Description of the task: Can you copy out the data exactly? Leave the images out.

Material provided:
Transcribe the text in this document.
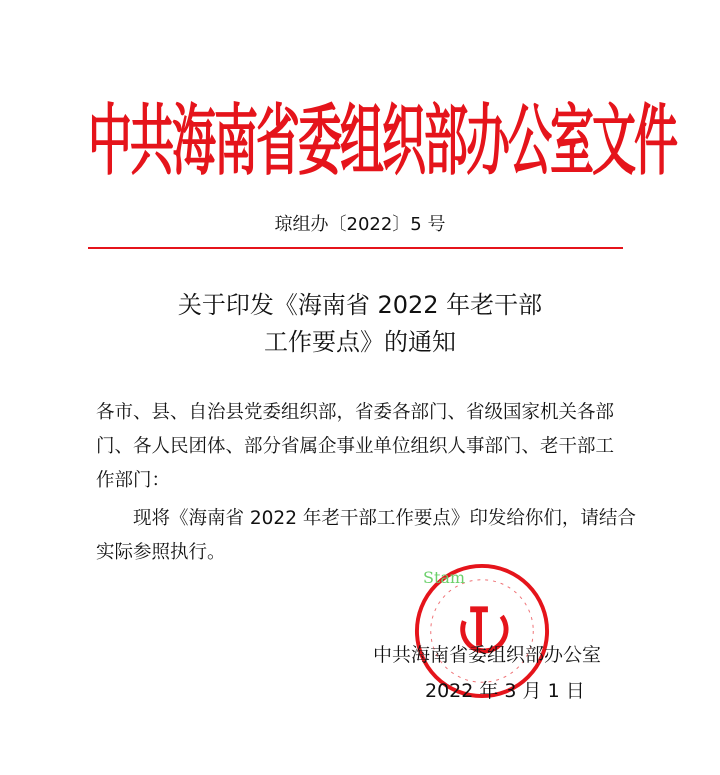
中共海南省委组织部办公室文件
琼组办〔2022〕5 号
关于印发《海南省 2022 年老干部
工作要点》的通知
各市、县、自治县党委组织部，省委各部门、省级国家机关各部
门、各人民团体、部分省属企事业单位组织人事部门、老干部工
作部门：
　　现将《海南省 2022 年老干部工作要点》印发给你们，请结合
实际参照执行。
Stam
中共海南省委组织部办公室
2022 年 3 月 1 日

Task result:
Transcribe the text in this document.
中共海南省委组织部办公室文件
琼组办〔2022〕5 号
关于印发《海南省 2022 年老干部
工作要点》的通知
各市、县、自治县党委组织部，省委各部门、省级国家机关各部
门、各人民团体、部分省属企事业单位组织人事部门、老干部工
作部门：
　　现将《海南省 2022 年老干部工作要点》印发给你们，请结合
实际参照执行。
Stam
中共海南省委组织部办公室
2022 年 3 月 1 日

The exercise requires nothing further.